Please list all lines of the material below in which the string "направлении" occurs.

==== Available data ====

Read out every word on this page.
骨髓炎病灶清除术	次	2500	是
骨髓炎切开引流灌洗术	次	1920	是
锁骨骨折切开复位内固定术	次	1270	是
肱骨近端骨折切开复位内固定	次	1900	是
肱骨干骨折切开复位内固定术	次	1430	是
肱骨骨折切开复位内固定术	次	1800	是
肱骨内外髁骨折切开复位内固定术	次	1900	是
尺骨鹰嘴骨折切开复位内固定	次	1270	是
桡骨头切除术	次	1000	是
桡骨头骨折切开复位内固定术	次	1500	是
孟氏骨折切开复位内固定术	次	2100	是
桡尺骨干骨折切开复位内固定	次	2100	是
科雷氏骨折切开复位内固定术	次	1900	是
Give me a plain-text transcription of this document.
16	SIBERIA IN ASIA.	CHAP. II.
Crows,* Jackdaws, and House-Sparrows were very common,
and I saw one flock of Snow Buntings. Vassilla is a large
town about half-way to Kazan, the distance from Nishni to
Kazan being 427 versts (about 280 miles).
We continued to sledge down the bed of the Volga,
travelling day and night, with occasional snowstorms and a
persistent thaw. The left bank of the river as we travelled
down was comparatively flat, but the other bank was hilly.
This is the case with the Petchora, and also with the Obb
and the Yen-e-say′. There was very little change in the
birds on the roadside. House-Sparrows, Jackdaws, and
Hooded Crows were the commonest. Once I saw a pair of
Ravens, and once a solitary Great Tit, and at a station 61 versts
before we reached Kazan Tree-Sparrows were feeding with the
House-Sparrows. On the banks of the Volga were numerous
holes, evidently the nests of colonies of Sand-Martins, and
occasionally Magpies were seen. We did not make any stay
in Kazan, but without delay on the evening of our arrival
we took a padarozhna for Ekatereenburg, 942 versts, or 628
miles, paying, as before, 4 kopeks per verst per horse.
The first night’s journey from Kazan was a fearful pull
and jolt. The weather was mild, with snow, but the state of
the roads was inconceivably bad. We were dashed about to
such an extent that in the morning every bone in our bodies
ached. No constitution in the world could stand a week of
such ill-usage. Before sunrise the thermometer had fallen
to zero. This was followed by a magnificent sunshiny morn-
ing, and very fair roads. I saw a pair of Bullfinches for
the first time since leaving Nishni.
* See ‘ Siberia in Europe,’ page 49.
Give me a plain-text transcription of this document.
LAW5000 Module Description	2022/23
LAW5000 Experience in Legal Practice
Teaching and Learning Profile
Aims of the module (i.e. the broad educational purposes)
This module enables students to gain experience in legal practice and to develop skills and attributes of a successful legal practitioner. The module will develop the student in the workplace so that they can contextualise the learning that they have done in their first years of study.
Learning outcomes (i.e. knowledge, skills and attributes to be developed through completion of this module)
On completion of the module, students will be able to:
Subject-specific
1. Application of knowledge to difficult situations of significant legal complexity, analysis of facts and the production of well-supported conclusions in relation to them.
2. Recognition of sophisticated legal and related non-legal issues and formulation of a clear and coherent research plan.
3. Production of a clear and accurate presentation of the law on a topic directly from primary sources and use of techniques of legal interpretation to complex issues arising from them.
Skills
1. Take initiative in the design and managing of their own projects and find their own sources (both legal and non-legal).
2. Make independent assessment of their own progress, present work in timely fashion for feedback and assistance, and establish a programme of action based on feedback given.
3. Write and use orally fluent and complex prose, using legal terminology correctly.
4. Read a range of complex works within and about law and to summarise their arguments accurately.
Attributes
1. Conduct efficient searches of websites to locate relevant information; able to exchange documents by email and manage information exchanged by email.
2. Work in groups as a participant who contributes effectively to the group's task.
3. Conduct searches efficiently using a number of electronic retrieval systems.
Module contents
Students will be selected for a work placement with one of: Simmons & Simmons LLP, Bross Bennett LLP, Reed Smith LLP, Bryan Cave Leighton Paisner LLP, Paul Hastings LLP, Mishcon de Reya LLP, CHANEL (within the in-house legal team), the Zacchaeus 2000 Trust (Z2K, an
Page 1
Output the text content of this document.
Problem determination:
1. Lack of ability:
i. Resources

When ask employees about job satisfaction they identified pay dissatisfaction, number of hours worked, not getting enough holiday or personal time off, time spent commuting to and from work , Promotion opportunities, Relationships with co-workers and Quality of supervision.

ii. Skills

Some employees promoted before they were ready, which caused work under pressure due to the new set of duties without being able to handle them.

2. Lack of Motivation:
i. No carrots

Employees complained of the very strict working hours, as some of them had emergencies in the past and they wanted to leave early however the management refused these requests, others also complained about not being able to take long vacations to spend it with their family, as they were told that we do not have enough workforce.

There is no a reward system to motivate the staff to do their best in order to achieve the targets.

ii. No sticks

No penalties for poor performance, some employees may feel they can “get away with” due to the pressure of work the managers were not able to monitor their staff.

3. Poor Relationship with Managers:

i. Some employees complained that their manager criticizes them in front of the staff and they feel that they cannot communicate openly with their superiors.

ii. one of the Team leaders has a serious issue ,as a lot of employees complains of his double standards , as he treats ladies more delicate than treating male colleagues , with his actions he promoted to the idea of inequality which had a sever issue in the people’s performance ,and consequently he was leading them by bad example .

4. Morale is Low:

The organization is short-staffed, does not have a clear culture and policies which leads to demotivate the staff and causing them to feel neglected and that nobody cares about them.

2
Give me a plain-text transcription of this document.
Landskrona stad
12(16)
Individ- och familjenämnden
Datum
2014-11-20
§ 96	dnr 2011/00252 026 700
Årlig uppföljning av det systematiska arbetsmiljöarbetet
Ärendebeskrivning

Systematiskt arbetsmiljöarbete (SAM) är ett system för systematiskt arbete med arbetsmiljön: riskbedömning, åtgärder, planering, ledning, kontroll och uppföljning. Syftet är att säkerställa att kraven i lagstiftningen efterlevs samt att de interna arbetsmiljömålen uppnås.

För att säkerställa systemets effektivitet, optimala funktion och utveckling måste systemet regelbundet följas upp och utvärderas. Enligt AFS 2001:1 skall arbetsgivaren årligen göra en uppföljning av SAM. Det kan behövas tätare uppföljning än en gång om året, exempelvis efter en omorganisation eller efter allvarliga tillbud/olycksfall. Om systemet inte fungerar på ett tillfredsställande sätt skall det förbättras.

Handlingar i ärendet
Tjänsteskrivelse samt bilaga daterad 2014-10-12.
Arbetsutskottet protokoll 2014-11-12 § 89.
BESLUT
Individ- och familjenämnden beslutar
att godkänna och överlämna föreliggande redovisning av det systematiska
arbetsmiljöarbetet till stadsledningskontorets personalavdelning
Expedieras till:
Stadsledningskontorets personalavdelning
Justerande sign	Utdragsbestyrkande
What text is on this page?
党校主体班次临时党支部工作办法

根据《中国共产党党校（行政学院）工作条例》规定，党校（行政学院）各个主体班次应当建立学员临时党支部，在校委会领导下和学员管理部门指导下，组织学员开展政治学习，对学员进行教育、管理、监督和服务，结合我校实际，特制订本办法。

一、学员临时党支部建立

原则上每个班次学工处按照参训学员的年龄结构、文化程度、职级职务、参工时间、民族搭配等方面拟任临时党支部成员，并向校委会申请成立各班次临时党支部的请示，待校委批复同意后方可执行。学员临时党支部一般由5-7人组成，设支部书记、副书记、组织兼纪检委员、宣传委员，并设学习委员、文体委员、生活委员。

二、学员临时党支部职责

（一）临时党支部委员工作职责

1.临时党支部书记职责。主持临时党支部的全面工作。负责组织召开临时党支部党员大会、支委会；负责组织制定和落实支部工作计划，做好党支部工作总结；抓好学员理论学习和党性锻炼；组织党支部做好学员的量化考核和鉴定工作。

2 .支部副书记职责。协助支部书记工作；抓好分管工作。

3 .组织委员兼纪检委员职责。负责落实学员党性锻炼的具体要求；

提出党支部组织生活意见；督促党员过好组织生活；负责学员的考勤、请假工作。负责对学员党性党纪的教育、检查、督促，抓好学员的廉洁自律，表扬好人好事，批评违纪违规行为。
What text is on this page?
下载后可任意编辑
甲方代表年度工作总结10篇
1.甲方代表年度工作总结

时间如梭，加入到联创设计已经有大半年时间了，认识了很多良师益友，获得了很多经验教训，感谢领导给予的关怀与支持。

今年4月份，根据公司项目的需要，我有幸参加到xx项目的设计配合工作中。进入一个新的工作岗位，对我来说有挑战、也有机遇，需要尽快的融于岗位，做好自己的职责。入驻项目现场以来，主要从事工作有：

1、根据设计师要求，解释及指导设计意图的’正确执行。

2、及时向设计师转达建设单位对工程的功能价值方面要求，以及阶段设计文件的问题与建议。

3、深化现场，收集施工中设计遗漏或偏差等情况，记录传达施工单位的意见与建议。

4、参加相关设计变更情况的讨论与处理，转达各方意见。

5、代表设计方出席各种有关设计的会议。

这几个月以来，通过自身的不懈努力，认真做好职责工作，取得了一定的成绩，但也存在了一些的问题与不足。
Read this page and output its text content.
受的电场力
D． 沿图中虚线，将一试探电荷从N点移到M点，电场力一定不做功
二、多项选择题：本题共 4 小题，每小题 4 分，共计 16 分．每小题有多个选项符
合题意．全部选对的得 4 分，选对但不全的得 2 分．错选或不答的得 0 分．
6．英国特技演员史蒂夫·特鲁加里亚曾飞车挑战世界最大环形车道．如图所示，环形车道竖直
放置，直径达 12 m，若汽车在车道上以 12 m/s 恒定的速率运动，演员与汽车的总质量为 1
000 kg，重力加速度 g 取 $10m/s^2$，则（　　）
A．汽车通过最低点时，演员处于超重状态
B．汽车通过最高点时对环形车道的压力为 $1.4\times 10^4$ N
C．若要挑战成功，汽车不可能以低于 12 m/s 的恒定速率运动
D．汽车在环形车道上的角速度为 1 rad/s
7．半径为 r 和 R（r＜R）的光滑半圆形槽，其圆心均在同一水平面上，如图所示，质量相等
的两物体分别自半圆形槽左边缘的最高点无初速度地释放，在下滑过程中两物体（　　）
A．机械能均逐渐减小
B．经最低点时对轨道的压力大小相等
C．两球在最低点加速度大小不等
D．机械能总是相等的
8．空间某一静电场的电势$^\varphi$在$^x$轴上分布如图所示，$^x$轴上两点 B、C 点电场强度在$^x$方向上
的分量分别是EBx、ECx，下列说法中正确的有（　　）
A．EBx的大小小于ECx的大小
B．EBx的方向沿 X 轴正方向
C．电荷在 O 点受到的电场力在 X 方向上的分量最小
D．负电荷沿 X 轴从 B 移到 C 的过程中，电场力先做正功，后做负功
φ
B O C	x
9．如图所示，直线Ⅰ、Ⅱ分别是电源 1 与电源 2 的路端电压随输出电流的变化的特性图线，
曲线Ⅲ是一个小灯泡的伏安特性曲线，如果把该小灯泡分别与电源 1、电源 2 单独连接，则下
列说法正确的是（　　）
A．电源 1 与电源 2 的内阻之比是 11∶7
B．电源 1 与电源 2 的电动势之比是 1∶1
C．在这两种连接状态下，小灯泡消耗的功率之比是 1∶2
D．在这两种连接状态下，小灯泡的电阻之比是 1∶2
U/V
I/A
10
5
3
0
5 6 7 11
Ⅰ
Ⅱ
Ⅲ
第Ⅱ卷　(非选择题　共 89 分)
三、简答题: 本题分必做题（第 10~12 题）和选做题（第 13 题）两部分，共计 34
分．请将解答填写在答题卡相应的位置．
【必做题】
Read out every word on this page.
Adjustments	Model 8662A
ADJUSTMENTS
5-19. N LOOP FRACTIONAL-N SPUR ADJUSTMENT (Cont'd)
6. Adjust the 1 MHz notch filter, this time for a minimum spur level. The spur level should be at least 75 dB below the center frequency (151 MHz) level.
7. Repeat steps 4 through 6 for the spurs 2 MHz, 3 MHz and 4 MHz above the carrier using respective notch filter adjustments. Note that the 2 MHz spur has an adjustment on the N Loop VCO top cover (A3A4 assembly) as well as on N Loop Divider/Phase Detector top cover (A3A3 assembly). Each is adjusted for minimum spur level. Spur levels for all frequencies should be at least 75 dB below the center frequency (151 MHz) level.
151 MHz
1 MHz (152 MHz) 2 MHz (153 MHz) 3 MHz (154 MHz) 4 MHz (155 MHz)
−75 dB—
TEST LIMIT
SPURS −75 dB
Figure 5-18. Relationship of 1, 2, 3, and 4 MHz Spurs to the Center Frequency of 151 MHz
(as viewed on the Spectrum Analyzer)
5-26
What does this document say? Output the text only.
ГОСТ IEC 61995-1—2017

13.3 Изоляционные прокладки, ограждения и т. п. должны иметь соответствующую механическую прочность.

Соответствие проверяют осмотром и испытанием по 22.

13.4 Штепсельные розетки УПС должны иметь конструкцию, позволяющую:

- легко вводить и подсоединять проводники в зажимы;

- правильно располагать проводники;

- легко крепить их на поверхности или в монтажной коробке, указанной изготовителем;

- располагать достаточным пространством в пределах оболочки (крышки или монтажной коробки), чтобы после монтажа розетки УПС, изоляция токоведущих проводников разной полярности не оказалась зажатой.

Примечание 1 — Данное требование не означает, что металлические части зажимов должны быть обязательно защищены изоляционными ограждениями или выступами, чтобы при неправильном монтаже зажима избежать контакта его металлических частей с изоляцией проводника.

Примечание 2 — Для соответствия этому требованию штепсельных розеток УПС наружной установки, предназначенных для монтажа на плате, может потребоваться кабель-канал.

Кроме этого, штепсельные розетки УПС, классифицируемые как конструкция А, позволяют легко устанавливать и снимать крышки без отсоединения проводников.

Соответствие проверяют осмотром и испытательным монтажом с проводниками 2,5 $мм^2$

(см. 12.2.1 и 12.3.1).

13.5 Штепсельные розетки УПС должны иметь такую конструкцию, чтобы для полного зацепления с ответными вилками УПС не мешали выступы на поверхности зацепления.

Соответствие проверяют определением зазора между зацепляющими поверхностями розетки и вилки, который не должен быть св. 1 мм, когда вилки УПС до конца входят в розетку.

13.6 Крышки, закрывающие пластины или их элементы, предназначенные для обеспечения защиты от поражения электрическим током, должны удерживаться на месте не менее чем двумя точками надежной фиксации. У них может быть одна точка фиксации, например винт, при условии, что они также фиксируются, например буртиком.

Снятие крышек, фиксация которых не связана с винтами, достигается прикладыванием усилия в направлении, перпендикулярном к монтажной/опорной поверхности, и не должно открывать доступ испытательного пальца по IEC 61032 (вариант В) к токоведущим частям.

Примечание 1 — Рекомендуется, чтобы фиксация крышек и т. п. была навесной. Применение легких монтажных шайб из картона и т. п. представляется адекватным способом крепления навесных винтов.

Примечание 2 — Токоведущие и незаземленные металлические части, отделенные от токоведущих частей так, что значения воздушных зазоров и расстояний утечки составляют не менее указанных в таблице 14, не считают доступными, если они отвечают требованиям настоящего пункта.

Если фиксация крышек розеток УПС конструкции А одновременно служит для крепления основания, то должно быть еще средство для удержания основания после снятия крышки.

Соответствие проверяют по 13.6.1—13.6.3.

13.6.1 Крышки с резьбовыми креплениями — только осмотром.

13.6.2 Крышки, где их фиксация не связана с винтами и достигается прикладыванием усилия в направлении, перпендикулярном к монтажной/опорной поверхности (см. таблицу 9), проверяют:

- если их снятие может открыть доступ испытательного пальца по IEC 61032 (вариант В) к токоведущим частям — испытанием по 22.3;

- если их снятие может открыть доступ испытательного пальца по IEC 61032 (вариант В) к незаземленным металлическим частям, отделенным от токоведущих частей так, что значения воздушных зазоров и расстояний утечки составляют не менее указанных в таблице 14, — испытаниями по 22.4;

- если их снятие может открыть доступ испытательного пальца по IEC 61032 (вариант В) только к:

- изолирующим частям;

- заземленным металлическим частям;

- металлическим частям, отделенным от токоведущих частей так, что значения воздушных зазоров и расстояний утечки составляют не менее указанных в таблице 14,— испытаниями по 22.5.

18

====

### Solved problem:
Снятие крышек, фиксация которых не связана с винтами, достигается прикладыванием усилия в направлении, перпендикулярном к монтажной/опорной поверхности, и не должно открывать доступ испытательного пальца по IEC 61032 (вариант В) к токоведущим частям.
13.6.2 Крышки, где их фиксация не связана с винтами и достигается прикладыванием усилия в направлении, перпендикулярном к монтажной/опорной поверхности (см. таблицу 9), проверяют:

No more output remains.